## start Material supplied

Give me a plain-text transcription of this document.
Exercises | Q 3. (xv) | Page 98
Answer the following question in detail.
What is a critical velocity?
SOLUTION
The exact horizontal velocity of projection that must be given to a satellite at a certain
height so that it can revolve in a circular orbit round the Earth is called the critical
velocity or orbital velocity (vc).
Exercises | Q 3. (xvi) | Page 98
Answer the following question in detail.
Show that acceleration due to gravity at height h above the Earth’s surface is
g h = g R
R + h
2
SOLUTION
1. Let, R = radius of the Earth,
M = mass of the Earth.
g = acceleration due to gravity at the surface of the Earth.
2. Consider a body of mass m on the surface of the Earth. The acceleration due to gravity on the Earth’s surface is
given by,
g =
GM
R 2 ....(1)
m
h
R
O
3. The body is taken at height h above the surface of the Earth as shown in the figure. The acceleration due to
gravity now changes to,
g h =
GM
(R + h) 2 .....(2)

## end Material supplied

Print the records above in full, exactly.

Give me a plain-text transcription of this document.
Exercises | Q 3. (xv) | Page 98
Answer the following question in detail.
What is a critical velocity?
SOLUTION
The exact horizontal velocity of projection that must be given to a satellite at a certain
height so that it can revolve in a circular orbit round the Earth is called the critical
velocity or orbital velocity (vc).
Exercises | Q 3. (xvi) | Page 98
Answer the following question in detail.
Show that acceleration due to gravity at height h above the Earth’s surface is
g h = g R
R + h
2
SOLUTION
1. Let, R = radius of the Earth,
M = mass of the Earth.
g = acceleration due to gravity at the surface of the Earth.
2. Consider a body of mass m on the surface of the Earth. The acceleration due to gravity on the Earth’s surface is
given by,
g =
GM
R 2 ....(1)
m
h
R
O
3. The body is taken at height h above the surface of the Earth as shown in the figure. The acceleration due to
gravity now changes to,
g h =
GM
(R + h) 2 .....(2)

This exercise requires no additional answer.